▶ AIM
Determine the number of lines containing the word "ngày". Reply with it and nothing else.

>> START

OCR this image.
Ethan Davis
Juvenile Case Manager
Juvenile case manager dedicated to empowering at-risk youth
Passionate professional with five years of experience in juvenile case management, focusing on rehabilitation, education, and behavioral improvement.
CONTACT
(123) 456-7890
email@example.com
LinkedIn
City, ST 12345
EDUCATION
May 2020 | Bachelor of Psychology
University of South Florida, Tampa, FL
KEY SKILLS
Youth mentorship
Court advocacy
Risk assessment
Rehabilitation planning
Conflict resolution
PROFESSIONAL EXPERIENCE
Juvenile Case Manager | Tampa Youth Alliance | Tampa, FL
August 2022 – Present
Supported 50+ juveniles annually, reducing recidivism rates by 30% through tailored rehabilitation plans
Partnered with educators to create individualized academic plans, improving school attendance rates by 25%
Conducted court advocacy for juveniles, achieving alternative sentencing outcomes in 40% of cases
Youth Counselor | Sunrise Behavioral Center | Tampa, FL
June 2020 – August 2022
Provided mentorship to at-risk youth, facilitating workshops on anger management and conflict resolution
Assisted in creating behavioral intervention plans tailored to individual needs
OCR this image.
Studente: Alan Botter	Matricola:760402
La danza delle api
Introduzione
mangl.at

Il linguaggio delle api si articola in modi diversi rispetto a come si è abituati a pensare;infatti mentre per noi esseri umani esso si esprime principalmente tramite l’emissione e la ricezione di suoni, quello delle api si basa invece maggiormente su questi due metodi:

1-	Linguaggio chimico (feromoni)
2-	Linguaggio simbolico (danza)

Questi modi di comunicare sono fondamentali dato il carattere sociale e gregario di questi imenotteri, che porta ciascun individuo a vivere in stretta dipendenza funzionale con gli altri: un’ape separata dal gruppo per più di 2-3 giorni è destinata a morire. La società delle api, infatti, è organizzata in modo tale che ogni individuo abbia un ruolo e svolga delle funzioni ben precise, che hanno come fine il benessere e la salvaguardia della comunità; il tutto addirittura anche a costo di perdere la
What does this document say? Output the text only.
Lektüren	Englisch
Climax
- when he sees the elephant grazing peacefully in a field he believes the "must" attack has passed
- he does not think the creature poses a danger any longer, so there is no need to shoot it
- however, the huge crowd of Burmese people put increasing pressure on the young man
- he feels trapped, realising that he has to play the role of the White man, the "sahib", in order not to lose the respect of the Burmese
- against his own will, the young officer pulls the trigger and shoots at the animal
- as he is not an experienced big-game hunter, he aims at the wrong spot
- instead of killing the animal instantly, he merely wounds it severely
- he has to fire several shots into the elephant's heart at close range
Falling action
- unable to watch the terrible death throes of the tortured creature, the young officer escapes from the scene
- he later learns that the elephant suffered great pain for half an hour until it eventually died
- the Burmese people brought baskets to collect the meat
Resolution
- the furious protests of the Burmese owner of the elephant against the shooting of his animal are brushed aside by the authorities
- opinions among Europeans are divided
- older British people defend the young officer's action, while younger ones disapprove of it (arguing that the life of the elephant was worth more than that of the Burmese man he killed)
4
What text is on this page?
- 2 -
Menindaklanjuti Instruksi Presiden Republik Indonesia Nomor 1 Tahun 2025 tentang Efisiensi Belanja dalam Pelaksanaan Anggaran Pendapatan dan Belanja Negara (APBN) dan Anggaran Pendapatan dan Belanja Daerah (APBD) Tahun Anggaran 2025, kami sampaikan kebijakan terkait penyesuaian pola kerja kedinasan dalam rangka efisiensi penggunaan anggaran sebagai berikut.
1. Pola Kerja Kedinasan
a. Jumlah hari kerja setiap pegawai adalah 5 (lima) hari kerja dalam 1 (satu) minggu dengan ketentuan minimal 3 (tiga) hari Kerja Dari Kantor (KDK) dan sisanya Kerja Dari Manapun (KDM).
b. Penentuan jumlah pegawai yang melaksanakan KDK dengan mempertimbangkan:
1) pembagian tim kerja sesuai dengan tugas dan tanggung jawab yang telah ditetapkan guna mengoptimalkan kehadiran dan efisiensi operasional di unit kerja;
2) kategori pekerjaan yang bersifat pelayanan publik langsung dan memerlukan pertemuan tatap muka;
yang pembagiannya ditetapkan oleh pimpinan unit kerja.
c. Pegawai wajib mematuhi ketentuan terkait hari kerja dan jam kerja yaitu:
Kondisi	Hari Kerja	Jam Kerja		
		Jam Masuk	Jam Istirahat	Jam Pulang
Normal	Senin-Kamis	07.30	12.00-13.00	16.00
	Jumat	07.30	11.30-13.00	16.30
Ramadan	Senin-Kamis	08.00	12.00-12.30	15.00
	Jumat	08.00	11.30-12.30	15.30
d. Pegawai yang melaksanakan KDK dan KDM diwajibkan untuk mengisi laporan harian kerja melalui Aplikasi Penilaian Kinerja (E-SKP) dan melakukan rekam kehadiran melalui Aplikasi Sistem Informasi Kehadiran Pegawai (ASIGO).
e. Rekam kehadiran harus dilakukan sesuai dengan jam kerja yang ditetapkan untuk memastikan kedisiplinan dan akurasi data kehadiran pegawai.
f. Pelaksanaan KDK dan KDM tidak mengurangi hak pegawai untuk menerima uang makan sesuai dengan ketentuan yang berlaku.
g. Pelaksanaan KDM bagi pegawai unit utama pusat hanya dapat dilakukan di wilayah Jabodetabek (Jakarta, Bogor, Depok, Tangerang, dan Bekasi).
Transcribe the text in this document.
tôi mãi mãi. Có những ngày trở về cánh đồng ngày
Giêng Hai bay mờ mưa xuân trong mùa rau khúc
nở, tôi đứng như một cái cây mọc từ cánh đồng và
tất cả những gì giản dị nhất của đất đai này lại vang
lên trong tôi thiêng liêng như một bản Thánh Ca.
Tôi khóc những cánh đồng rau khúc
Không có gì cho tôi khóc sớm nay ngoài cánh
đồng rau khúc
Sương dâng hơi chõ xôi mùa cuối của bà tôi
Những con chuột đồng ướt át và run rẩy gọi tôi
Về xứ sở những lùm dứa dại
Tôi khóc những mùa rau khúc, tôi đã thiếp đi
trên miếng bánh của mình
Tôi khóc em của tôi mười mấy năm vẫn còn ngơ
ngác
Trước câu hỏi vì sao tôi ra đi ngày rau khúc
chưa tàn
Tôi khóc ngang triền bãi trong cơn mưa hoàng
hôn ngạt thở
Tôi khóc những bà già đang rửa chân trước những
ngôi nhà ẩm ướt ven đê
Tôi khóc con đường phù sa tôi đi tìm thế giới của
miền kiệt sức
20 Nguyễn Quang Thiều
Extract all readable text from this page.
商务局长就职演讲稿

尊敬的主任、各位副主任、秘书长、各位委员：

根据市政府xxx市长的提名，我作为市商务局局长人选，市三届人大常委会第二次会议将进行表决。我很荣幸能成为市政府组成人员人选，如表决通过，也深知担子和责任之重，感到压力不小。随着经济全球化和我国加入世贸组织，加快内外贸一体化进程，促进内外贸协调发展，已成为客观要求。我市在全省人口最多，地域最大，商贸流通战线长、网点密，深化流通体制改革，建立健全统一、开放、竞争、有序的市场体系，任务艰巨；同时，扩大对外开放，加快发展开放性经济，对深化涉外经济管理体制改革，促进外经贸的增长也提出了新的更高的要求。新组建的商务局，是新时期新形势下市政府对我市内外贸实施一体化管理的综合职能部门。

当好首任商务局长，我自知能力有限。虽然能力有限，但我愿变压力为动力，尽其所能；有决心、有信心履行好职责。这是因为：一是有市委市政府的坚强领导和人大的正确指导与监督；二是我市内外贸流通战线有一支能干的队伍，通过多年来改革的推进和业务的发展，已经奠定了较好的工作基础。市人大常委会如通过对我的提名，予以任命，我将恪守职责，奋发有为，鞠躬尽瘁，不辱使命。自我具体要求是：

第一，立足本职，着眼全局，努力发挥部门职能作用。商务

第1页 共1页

>> END

▶ SOLUTION TO THE PROBLEM
2